=== LISTED ENTRIES ===
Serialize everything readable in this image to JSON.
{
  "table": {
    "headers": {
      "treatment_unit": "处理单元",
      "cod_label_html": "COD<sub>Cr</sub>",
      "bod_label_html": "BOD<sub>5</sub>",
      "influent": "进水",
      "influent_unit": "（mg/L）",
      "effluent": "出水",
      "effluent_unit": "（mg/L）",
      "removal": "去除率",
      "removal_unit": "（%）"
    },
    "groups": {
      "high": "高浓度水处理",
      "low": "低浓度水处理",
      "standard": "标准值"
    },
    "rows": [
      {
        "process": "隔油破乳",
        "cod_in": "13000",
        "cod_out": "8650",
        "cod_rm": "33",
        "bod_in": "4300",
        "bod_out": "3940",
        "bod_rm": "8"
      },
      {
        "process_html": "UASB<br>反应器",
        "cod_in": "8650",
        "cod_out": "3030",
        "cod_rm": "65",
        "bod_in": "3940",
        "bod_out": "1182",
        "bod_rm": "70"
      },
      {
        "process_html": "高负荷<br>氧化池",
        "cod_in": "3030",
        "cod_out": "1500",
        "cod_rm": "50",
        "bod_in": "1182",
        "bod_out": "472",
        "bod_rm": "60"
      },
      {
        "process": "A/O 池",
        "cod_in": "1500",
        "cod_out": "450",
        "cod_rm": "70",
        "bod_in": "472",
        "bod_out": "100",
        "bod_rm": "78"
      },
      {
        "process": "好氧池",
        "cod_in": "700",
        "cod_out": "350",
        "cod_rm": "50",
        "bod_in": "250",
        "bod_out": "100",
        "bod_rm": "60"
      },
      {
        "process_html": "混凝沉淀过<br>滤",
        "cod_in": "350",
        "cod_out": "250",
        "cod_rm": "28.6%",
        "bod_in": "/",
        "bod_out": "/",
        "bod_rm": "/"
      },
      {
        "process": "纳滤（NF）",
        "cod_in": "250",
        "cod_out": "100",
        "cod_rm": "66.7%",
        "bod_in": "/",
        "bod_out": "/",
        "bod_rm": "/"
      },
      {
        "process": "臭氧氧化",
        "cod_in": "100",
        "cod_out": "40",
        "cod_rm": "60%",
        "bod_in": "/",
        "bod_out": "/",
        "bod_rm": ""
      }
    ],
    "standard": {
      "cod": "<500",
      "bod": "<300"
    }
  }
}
===
● **REQUIREMENT**: Repeat the data precisely, line by line.

● **THE OUTPUT**:
Serialize everything readable in this image to JSON.
{
  "table": {
    "headers": {
      "treatment_unit": "处理单元",
      "cod_label_html": "COD<sub>Cr</sub>",
      "bod_label_html": "BOD<sub>5</sub>",
      "influent": "进水",
      "influent_unit": "（mg/L）",
      "effluent": "出水",
      "effluent_unit": "（mg/L）",
      "removal": "去除率",
      "removal_unit": "（%）"
    },
    "groups": {
      "high": "高浓度水处理",
      "low": "低浓度水处理",
      "standard": "标准值"
    },
    "rows": [
      {
        "process": "隔油破乳",
        "cod_in": "13000",
        "cod_out": "8650",
        "cod_rm": "33",
        "bod_in": "4300",
        "bod_out": "3940",
        "bod_rm": "8"
      },
      {
        "process_html": "UASB<br>反应器",
        "cod_in": "8650",
        "cod_out": "3030",
        "cod_rm": "65",
        "bod_in": "3940",
        "bod_out": "1182",
        "bod_rm": "70"
      },
      {
        "process_html": "高负荷<br>氧化池",
        "cod_in": "3030",
        "cod_out": "1500",
        "cod_rm": "50",
        "bod_in": "1182",
        "bod_out": "472",
        "bod_rm": "60"
      },
      {
        "process": "A/O 池",
        "cod_in": "1500",
        "cod_out": "450",
        "cod_rm": "70",
        "bod_in": "472",
        "bod_out": "100",
        "bod_rm": "78"
      },
      {
        "process": "好氧池",
        "cod_in": "700",
        "cod_out": "350",
        "cod_rm": "50",
        "bod_in": "250",
        "bod_out": "100",
        "bod_rm": "60"
      },
      {
        "process_html": "混凝沉淀过<br>滤",
        "cod_in": "350",
        "cod_out": "250",
        "cod_rm": "28.6%",
        "bod_in": "/",
        "bod_out": "/",
        "bod_rm": "/"
      },
      {
        "process": "纳滤（NF）",
        "cod_in": "250",
        "cod_out": "100",
        "cod_rm": "66.7%",
        "bod_in": "/",
        "bod_out": "/",
        "bod_rm": "/"
      },
      {
        "process": "臭氧氧化",
        "cod_in": "100",
        "cod_out": "40",
        "cod_rm": "60%",
        "bod_in": "/",
        "bod_out": "/",
        "bod_rm": ""
      }
    ],
    "standard": {
      "cod": "<500",
      "bod": "<300"
    }
  }
}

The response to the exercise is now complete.